TASK REQUIREMENTS
Pull every line containing "that" from the entries.

^^^^

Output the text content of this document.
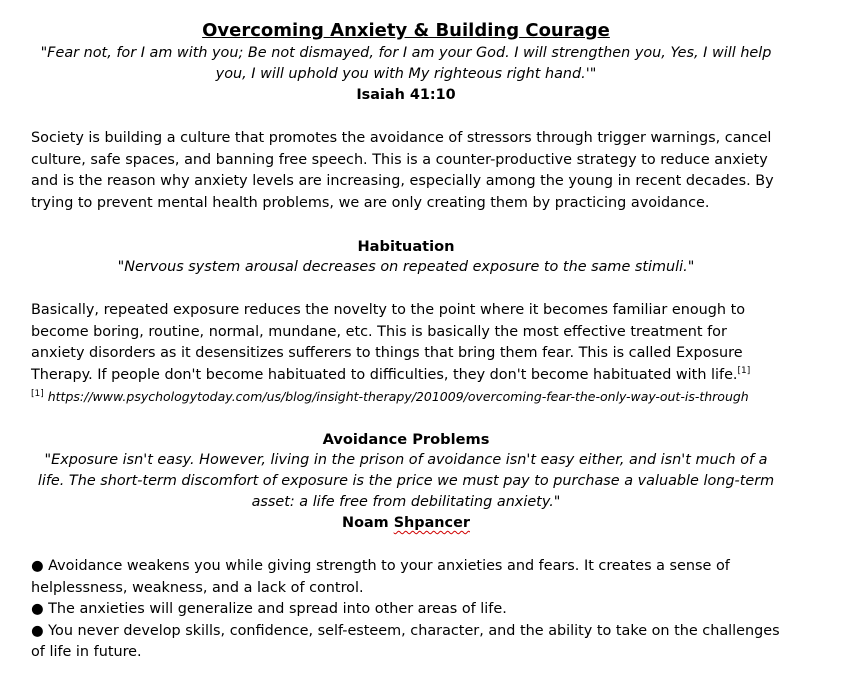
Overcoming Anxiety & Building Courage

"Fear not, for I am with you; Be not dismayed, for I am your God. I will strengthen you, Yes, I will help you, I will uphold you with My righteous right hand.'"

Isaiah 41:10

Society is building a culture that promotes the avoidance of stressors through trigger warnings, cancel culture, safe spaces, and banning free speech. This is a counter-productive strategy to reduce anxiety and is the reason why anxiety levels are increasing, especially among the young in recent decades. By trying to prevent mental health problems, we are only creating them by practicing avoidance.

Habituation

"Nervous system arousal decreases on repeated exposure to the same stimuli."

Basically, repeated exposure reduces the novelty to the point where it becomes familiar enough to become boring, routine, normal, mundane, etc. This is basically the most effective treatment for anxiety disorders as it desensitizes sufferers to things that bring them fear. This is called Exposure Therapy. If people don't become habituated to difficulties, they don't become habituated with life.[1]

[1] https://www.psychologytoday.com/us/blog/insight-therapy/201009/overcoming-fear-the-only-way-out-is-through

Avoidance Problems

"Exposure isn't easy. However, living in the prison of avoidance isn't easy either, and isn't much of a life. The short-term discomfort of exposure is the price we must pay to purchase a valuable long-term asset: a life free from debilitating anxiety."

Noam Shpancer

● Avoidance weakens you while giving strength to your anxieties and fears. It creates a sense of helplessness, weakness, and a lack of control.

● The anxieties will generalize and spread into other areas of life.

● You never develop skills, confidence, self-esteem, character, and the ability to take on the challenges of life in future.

^^^^

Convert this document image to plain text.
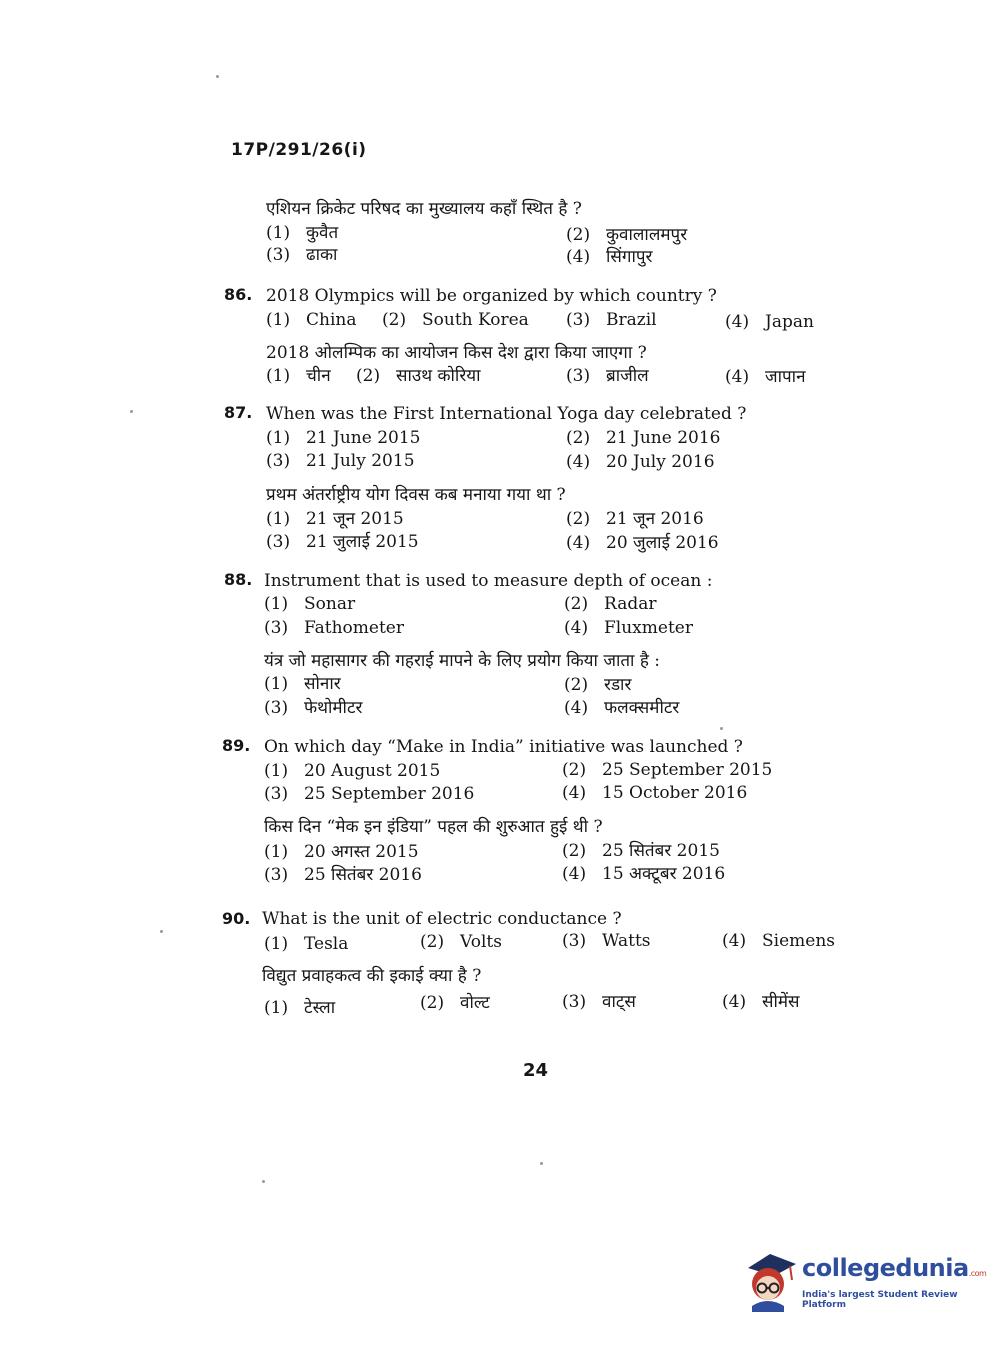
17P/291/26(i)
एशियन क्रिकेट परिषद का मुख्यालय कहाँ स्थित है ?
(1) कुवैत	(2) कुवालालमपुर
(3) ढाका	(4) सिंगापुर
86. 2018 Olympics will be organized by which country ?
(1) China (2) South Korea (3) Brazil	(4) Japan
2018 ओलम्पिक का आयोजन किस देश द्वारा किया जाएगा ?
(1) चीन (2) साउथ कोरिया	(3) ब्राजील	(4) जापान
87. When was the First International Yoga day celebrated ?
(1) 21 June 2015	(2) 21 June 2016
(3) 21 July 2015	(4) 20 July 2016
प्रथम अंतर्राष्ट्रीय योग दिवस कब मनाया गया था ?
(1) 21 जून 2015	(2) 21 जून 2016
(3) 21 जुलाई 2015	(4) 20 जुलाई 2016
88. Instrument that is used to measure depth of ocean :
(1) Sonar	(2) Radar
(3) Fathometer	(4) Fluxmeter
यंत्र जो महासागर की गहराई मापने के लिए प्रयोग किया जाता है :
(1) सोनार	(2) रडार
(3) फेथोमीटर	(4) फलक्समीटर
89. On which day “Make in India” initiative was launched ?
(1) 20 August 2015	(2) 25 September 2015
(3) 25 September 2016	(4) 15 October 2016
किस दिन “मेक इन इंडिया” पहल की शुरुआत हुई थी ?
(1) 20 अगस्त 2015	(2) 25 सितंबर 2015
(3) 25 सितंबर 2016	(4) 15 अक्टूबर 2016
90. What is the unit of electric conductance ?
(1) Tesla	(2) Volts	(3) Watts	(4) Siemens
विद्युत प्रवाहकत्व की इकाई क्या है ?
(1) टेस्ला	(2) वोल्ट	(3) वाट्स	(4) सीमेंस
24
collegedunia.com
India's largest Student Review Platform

^^^^

ANSWER FOR THE TASK
Society is building a culture that promotes the avoidance of stressors through trigger warnings, cancel culture, safe spaces, and banning free speech. This is a counter-productive strategy to reduce anxiety and is the reason why anxiety levels are increasing, especially among the young in recent decades. By trying to prevent mental health problems, we are only creating them by practicing avoidance.
Basically, repeated exposure reduces the novelty to the point where it becomes familiar enough to become boring, routine, normal, mundane, etc. This is basically the most effective treatment for anxiety disorders as it desensitizes sufferers to things that bring them fear. This is called Exposure Therapy. If people don't become habituated to difficulties, they don't become habituated with life.[1]
88. Instrument that is used to measure depth of ocean :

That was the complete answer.